Records for the exercise:
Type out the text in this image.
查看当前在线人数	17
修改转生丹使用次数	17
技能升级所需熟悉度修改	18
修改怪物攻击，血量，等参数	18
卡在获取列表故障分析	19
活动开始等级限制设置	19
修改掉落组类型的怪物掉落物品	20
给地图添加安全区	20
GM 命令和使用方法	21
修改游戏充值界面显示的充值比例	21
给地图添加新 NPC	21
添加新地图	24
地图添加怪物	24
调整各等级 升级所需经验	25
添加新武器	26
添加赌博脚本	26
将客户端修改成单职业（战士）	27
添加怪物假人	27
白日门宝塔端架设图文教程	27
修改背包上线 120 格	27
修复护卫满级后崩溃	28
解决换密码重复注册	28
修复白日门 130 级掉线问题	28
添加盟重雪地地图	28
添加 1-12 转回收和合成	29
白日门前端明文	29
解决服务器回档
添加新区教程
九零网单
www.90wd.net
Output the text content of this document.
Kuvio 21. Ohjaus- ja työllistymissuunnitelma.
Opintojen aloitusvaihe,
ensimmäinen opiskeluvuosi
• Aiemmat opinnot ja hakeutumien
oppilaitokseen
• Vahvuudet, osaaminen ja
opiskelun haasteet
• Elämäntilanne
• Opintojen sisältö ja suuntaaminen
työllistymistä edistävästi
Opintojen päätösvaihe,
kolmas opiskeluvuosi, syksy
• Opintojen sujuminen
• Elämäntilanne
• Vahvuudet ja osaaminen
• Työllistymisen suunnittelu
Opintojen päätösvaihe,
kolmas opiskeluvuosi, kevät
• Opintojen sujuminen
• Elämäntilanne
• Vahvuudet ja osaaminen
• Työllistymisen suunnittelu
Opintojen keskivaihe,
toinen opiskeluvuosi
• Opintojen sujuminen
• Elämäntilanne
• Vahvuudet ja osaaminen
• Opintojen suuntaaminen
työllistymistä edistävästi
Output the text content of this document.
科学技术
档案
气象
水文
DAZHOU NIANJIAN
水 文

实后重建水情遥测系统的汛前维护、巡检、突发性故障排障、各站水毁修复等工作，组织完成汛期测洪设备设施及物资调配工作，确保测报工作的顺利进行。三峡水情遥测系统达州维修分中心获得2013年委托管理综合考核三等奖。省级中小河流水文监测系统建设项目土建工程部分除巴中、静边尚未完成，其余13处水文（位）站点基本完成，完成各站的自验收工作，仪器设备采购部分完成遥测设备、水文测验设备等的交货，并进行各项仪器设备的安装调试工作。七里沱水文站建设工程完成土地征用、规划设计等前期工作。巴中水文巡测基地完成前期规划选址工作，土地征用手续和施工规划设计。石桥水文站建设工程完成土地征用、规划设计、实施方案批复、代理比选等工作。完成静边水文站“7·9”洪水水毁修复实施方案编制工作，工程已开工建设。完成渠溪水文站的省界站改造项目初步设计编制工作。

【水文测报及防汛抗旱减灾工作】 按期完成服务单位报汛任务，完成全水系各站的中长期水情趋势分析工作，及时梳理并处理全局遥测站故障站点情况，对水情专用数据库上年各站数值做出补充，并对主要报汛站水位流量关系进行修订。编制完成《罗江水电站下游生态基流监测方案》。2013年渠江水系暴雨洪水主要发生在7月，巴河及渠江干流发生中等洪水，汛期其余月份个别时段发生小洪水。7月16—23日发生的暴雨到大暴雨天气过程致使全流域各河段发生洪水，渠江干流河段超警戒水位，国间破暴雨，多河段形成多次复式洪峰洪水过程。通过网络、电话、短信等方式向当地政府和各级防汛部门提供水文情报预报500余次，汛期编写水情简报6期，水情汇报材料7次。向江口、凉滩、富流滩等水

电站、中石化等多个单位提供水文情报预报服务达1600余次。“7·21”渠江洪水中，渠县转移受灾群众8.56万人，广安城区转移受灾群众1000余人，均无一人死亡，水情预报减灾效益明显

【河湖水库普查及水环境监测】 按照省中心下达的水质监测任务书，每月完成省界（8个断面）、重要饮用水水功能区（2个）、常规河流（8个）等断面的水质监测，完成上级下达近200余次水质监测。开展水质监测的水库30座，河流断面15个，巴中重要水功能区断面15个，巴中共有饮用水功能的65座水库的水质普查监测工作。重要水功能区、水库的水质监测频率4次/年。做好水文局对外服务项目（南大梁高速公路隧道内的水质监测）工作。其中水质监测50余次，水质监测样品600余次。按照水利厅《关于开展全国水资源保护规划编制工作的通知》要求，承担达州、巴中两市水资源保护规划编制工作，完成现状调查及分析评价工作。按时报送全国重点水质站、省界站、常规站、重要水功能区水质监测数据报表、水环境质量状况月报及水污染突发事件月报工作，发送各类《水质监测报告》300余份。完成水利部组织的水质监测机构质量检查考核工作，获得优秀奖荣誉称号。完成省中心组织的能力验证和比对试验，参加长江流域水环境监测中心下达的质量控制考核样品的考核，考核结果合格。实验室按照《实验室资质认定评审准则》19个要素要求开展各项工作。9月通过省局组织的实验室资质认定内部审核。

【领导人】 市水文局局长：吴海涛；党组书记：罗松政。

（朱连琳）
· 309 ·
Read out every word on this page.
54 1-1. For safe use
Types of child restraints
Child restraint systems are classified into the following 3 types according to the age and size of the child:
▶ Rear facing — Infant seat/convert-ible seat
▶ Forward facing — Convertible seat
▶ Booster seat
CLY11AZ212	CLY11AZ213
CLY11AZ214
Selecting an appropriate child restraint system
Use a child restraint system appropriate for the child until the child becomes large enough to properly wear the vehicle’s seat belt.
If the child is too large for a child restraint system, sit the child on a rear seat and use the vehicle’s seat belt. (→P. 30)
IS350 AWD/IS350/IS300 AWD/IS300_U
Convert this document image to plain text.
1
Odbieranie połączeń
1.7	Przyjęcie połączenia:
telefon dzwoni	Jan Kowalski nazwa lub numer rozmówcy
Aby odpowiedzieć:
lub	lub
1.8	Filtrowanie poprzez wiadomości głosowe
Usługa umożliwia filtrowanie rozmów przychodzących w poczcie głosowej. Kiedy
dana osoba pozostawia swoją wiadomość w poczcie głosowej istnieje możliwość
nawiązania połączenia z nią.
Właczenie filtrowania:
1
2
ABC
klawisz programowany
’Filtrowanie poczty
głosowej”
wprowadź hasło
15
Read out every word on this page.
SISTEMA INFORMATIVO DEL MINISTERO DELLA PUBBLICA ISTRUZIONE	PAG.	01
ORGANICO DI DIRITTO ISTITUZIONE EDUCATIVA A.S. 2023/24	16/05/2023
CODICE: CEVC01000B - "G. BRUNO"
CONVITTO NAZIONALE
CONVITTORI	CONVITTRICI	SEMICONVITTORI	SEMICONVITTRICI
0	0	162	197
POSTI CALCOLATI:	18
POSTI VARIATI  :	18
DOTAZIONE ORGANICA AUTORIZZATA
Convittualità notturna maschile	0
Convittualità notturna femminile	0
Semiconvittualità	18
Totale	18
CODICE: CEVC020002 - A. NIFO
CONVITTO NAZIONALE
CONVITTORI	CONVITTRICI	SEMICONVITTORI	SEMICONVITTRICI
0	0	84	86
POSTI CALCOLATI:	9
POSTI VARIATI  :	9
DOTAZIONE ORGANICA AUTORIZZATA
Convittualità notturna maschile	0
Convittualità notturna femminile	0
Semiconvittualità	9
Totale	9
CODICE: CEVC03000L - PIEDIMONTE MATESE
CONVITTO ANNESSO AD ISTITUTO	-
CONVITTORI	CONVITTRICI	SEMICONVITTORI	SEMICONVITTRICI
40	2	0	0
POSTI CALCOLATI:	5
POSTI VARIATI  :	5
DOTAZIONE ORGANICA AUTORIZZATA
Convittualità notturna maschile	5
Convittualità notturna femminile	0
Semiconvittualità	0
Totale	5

Exercise requirements: Look through the entries above and list every line containing "CODICE".

Response:
CODICE: CEVC01000B - "G. BRUNO"
CODICE: CEVC020002 - A. NIFO
CODICE: CEVC03000L - PIEDIMONTE MATESE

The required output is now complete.